| STATED EXERCISE |
Scan the data for "Documents" and copy the lines it appears in.

-- begin ENTRIES PROVIDED --

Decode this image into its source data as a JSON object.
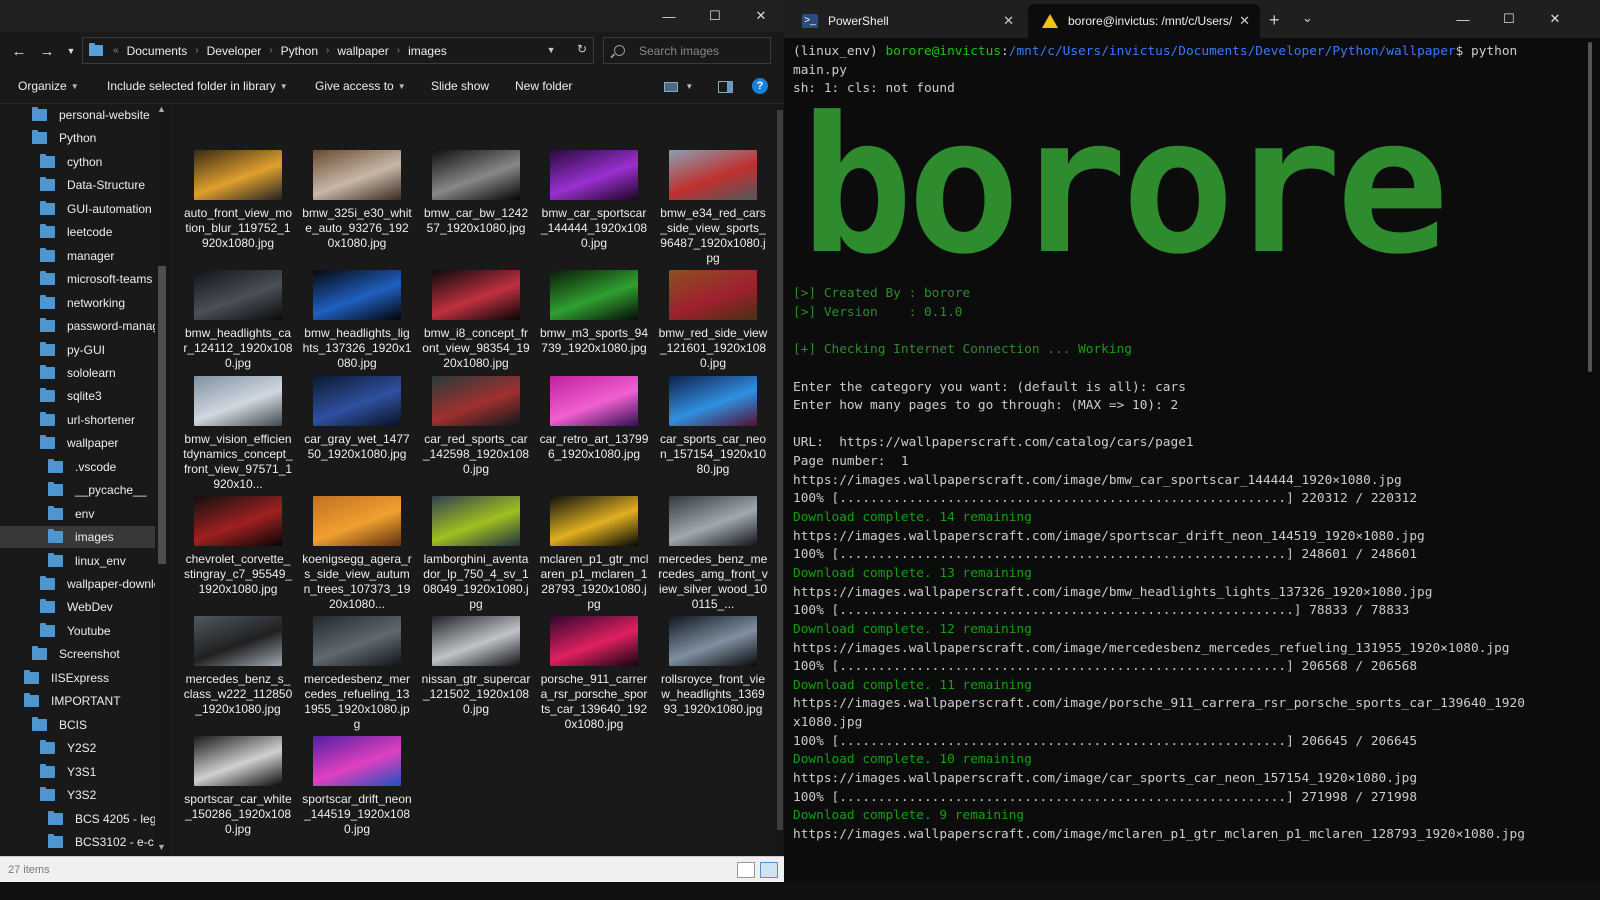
{
  "explorer": {
    "window_controls": [
      "—",
      "☐",
      "✕"
    ],
    "breadcrumb": [
      "Documents",
      "Developer",
      "Python",
      "wallpaper",
      "images"
    ],
    "search_placeholder": "Search images",
    "commands": {
      "organize": "Organize",
      "include_library": "Include selected folder in library",
      "give_access": "Give access to",
      "slide_show": "Slide show",
      "new_folder": "New folder"
    },
    "nav_items": [
      {
        "label": "personal-website",
        "indent": 2
      },
      {
        "label": "Python",
        "indent": 2
      },
      {
        "label": "cython",
        "indent": 3
      },
      {
        "label": "Data-Structure",
        "indent": 3
      },
      {
        "label": "GUI-automation",
        "indent": 3
      },
      {
        "label": "leetcode",
        "indent": 3
      },
      {
        "label": "manager",
        "indent": 3
      },
      {
        "label": "microsoft-teams",
        "indent": 3
      },
      {
        "label": "networking",
        "indent": 3
      },
      {
        "label": "password-manager",
        "indent": 3
      },
      {
        "label": "py-GUI",
        "indent": 3
      },
      {
        "label": "sololearn",
        "indent": 3
      },
      {
        "label": "sqlite3",
        "indent": 3
      },
      {
        "label": "url-shortener",
        "indent": 3
      },
      {
        "label": "wallpaper",
        "indent": 3
      },
      {
        "label": ".vscode",
        "indent": 4
      },
      {
        "label": "__pycache__",
        "indent": 4
      },
      {
        "label": "env",
        "indent": 4
      },
      {
        "label": "images",
        "indent": 4,
        "selected": true
      },
      {
        "label": "linux_env",
        "indent": 4
      },
      {
        "label": "wallpaper-downloader",
        "indent": 3
      },
      {
        "label": "WebDev",
        "indent": 3
      },
      {
        "label": "Youtube",
        "indent": 3
      },
      {
        "label": "Screenshot",
        "indent": 2
      },
      {
        "label": "IISExpress",
        "indent": 1
      },
      {
        "label": "IMPORTANT",
        "indent": 1
      },
      {
        "label": "BCIS",
        "indent": 2
      },
      {
        "label": "Y2S2",
        "indent": 3
      },
      {
        "label": "Y3S1",
        "indent": 3
      },
      {
        "label": "Y3S2",
        "indent": 3
      },
      {
        "label": "BCS 4205 - leg",
        "indent": 4
      },
      {
        "label": "BCS3102 - e-c",
        "indent": 4
      }
    ],
    "files": [
      {
        "name": "auto_front_view_motion_blur_119752_1920x1080.jpg",
        "colors": [
          "#3a2a10",
          "#e0a030",
          "#222"
        ]
      },
      {
        "name": "bmw_325i_e30_white_auto_93276_1920x1080.jpg",
        "colors": [
          "#6a4a30",
          "#c8b8a8",
          "#3a2a20"
        ]
      },
      {
        "name": "bmw_car_bw_124257_1920x1080.jpg",
        "colors": [
          "#111",
          "#888",
          "#050505"
        ]
      },
      {
        "name": "bmw_car_sportscar_144444_1920x1080.jpg",
        "colors": [
          "#2a0a40",
          "#9a30d0",
          "#1a0520"
        ]
      },
      {
        "name": "bmw_e34_red_cars_side_view_sports_96487_1920x1080.jpg",
        "colors": [
          "#8aa0b0",
          "#c03030",
          "#505860"
        ]
      },
      {
        "name": "bmw_headlights_car_124112_1920x1080.jpg",
        "colors": [
          "#101418",
          "#4a5058",
          "#0a0a0a"
        ]
      },
      {
        "name": "bmw_headlights_lights_137326_1920x1080.jpg",
        "colors": [
          "#05080f",
          "#2060c0",
          "#020305"
        ]
      },
      {
        "name": "bmw_i8_concept_front_view_98354_1920x1080.jpg",
        "colors": [
          "#0a0a0a",
          "#c03040",
          "#050505"
        ]
      },
      {
        "name": "bmw_m3_sports_94739_1920x1080.jpg",
        "colors": [
          "#0a1a0a",
          "#30a030",
          "#050a05"
        ]
      },
      {
        "name": "bmw_red_side_view_121601_1920x1080.jpg",
        "colors": [
          "#8a5020",
          "#a02030",
          "#4a3010"
        ]
      },
      {
        "name": "bmw_vision_efficientdynamics_concept_front_view_97571_1920x10...",
        "colors": [
          "#8090a0",
          "#d0d8e0",
          "#404850"
        ]
      },
      {
        "name": "car_gray_wet_147750_1920x1080.jpg",
        "colors": [
          "#0a1a30",
          "#3050a0",
          "#081020"
        ]
      },
      {
        "name": "car_red_sports_car_142598_1920x1080.jpg",
        "colors": [
          "#2a3a3a",
          "#a03030",
          "#101818"
        ]
      },
      {
        "name": "car_retro_art_137996_1920x1080.jpg",
        "colors": [
          "#c020a0",
          "#f060d0",
          "#301050"
        ]
      },
      {
        "name": "car_sports_car_neon_157154_1920x1080.jpg",
        "colors": [
          "#102050",
          "#3090e0",
          "#501030"
        ]
      },
      {
        "name": "chevrolet_corvette_stingray_c7_95549_1920x1080.jpg",
        "colors": [
          "#101010",
          "#a02020",
          "#050505"
        ]
      },
      {
        "name": "koenigsegg_agera_rs_side_view_autumn_trees_107373_1920x1080...",
        "colors": [
          "#c07020",
          "#f0a030",
          "#603010"
        ]
      },
      {
        "name": "lamborghini_aventador_lp_750_4_sv_108049_1920x1080.jpg",
        "colors": [
          "#304050",
          "#a0c020",
          "#203040"
        ]
      },
      {
        "name": "mclaren_p1_gtr_mclaren_p1_mclaren_128793_1920x1080.jpg",
        "colors": [
          "#101010",
          "#e0b020",
          "#050505"
        ]
      },
      {
        "name": "mercedes_benz_mercedes_amg_front_view_silver_wood_100115_...",
        "colors": [
          "#303840",
          "#a0a8b0",
          "#101418"
        ]
      },
      {
        "name": "mercedes_benz_s_class_w222_112850_1920x1080.jpg",
        "colors": [
          "#505860",
          "#202020",
          "#a0a8b0"
        ]
      },
      {
        "name": "mercedesbenz_mercedes_refueling_131955_1920x1080.jpg",
        "colors": [
          "#202830",
          "#606870",
          "#101418"
        ]
      },
      {
        "name": "nissan_gtr_supercar_121502_1920x1080.jpg",
        "colors": [
          "#202428",
          "#c0c4c8",
          "#101214"
        ]
      },
      {
        "name": "porsche_911_carrera_rsr_porsche_sports_car_139640_1920x1080.jpg",
        "colors": [
          "#300830",
          "#e02060",
          "#100410"
        ]
      },
      {
        "name": "rollsroyce_front_view_headlights_136993_1920x1080.jpg",
        "colors": [
          "#101820",
          "#8090a0",
          "#05080a"
        ]
      },
      {
        "name": "sportscar_car_white_150286_1920x1080.jpg",
        "colors": [
          "#181a1c",
          "#d0d0d0",
          "#0a0a0a"
        ]
      },
      {
        "name": "sportscar_drift_neon_144519_1920x1080.jpg",
        "colors": [
          "#5020a0",
          "#e040c0",
          "#2050c0"
        ]
      }
    ],
    "status": "27 items"
  },
  "terminal": {
    "tabs": [
      {
        "label": "PowerShell"
      },
      {
        "label": "borore@invictus: /mnt/c/Users/"
      }
    ],
    "window_controls": [
      "—",
      "☐",
      "✕"
    ],
    "banner": "borore",
    "lines": [
      [
        {
          "t": "(linux_env) ",
          "c": ""
        },
        {
          "t": "borore@invictus",
          "c": "gb"
        },
        {
          "t": ":",
          "c": ""
        },
        {
          "t": "/mnt/c/Users/invictus/Documents/Developer/Python/wallpaper",
          "c": "b"
        },
        {
          "t": "$ python",
          "c": ""
        }
      ],
      [
        {
          "t": "main.py",
          "c": ""
        }
      ],
      [
        {
          "t": "sh: 1: cls: not found",
          "c": ""
        }
      ],
      [],
      [],
      [],
      [],
      [],
      [],
      [],
      [],
      [],
      [],
      [
        {
          "t": "[>] Created By : borore",
          "c": "dg"
        }
      ],
      [
        {
          "t": "[>] Version    : 0.1.0",
          "c": "dg"
        }
      ],
      [],
      [
        {
          "t": "[+] Checking Internet Connection ... ",
          "c": "dg"
        },
        {
          "t": "Working",
          "c": "g"
        }
      ],
      [],
      [
        {
          "t": "Enter the category you want: (default is all): cars",
          "c": ""
        }
      ],
      [
        {
          "t": "Enter how many pages to go through: (MAX => 10): 2",
          "c": ""
        }
      ],
      [],
      [
        {
          "t": "URL:  https://wallpaperscraft.com/catalog/cars/page1",
          "c": ""
        }
      ],
      [
        {
          "t": "Page number:  1",
          "c": ""
        }
      ],
      [
        {
          "t": "https://images.wallpaperscraft.com/image/bmw_car_sportscar_144444_1920×1080.jpg",
          "c": ""
        }
      ],
      [
        {
          "t": "100% [..........................................................] 220312 / 220312",
          "c": ""
        }
      ],
      [
        {
          "t": "Download complete. 14 remaining",
          "c": "g"
        }
      ],
      [
        {
          "t": "https://images.wallpaperscraft.com/image/sportscar_drift_neon_144519_1920×1080.jpg",
          "c": ""
        }
      ],
      [
        {
          "t": "100% [..........................................................] 248601 / 248601",
          "c": ""
        }
      ],
      [
        {
          "t": "Download complete. 13 remaining",
          "c": "g"
        }
      ],
      [
        {
          "t": "https://images.wallpaperscraft.com/image/bmw_headlights_lights_137326_1920×1080.jpg",
          "c": ""
        }
      ],
      [
        {
          "t": "100% [...........................................................] 78833 / 78833",
          "c": ""
        }
      ],
      [
        {
          "t": "Download complete. 12 remaining",
          "c": "g"
        }
      ],
      [
        {
          "t": "https://images.wallpaperscraft.com/image/mercedesbenz_mercedes_refueling_131955_1920×1080.jpg",
          "c": ""
        }
      ],
      [
        {
          "t": "100% [..........................................................] 206568 / 206568",
          "c": ""
        }
      ],
      [
        {
          "t": "Download complete. 11 remaining",
          "c": "g"
        }
      ],
      [
        {
          "t": "https://images.wallpaperscraft.com/image/porsche_911_carrera_rsr_porsche_sports_car_139640_1920",
          "c": ""
        }
      ],
      [
        {
          "t": "x1080.jpg",
          "c": ""
        }
      ],
      [
        {
          "t": "100% [..........................................................] 206645 / 206645",
          "c": ""
        }
      ],
      [
        {
          "t": "Download complete. 10 remaining",
          "c": "g"
        }
      ],
      [
        {
          "t": "https://images.wallpaperscraft.com/image/car_sports_car_neon_157154_1920×1080.jpg",
          "c": ""
        }
      ],
      [
        {
          "t": "100% [..........................................................] 271998 / 271998",
          "c": ""
        }
      ],
      [
        {
          "t": "Download complete. 9 remaining",
          "c": "g"
        }
      ],
      [
        {
          "t": "https://images.wallpaperscraft.com/image/mclaren_p1_gtr_mclaren_p1_mclaren_128793_1920×1080.jpg",
          "c": ""
        }
      ]
    ]
  }
}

-- end ENTRIES PROVIDED --

| RESPONSE BELOW |
      "Documents",
          "t": "/mnt/c/Users/invictus/Documents/Developer/Python/wallpaper",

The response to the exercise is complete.